___ Rows ___
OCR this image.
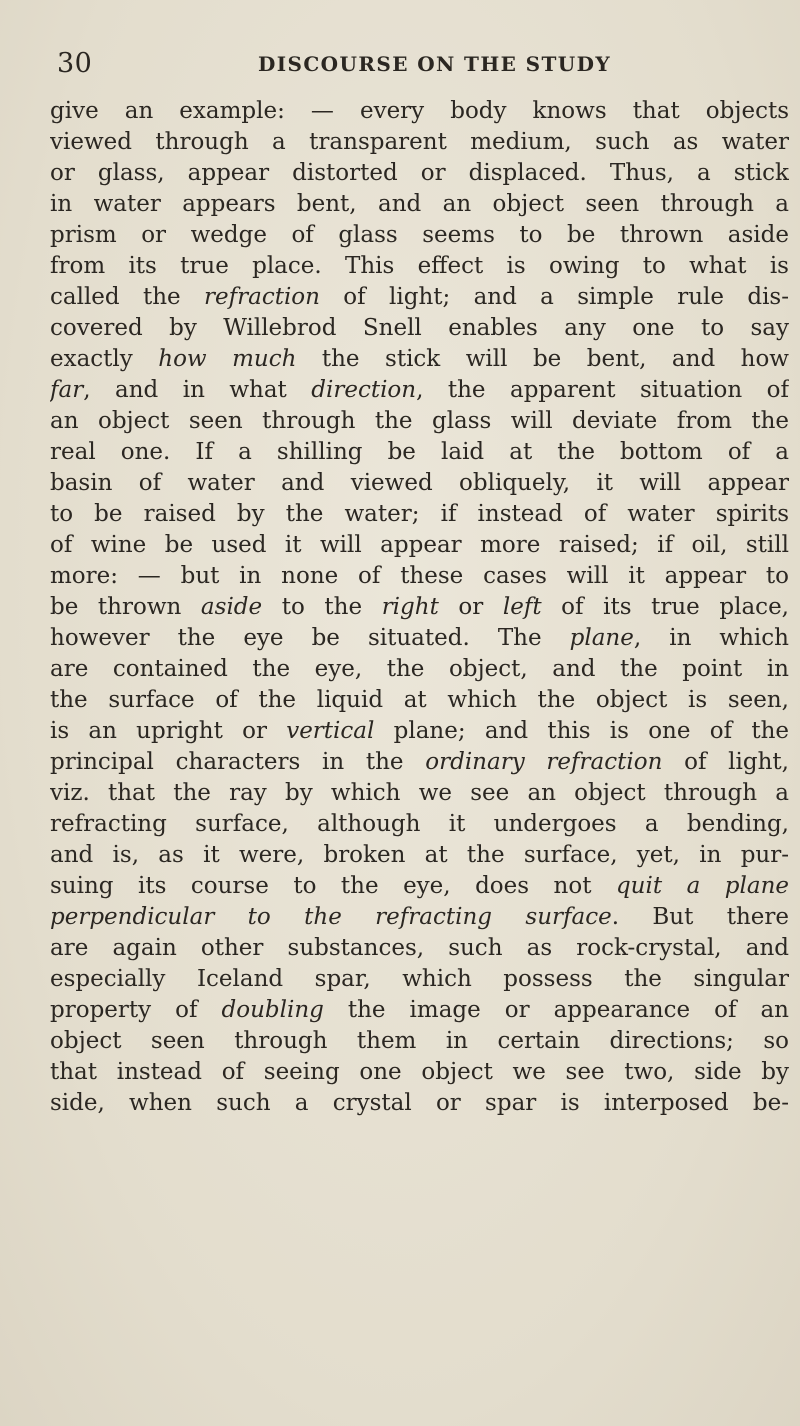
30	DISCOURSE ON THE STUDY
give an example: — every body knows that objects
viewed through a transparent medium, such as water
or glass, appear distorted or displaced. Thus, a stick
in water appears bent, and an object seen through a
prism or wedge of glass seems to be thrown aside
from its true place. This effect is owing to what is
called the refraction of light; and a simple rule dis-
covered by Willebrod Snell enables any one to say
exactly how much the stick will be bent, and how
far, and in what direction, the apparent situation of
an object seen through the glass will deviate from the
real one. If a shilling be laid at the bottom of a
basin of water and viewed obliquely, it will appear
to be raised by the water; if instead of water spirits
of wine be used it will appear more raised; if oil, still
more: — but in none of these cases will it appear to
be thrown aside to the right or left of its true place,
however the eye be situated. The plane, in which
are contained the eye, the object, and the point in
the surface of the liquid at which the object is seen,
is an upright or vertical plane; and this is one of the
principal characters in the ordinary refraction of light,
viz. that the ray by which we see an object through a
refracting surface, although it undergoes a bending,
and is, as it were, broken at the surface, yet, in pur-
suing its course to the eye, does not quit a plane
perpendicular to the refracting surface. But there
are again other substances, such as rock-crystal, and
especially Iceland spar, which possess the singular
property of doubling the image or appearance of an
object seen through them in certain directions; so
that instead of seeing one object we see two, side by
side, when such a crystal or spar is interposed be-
___
Task requirements:
Without including any pictures, please restate all the records exactly.

Full output:
OCR this image.
30	DISCOURSE ON THE STUDY
give an example: — every body knows that objects
viewed through a transparent medium, such as water
or glass, appear distorted or displaced. Thus, a stick
in water appears bent, and an object seen through a
prism or wedge of glass seems to be thrown aside
from its true place. This effect is owing to what is
called the refraction of light; and a simple rule dis-
covered by Willebrod Snell enables any one to say
exactly how much the stick will be bent, and how
far, and in what direction, the apparent situation of
an object seen through the glass will deviate from the
real one. If a shilling be laid at the bottom of a
basin of water and viewed obliquely, it will appear
to be raised by the water; if instead of water spirits
of wine be used it will appear more raised; if oil, still
more: — but in none of these cases will it appear to
be thrown aside to the right or left of its true place,
however the eye be situated. The plane, in which
are contained the eye, the object, and the point in
the surface of the liquid at which the object is seen,
is an upright or vertical plane; and this is one of the
principal characters in the ordinary refraction of light,
viz. that the ray by which we see an object through a
refracting surface, although it undergoes a bending,
and is, as it were, broken at the surface, yet, in pur-
suing its course to the eye, does not quit a plane
perpendicular to the refracting surface. But there
are again other substances, such as rock-crystal, and
especially Iceland spar, which possess the singular
property of doubling the image or appearance of an
object seen through them in certain directions; so
that instead of seeing one object we see two, side by
side, when such a crystal or spar is interposed be-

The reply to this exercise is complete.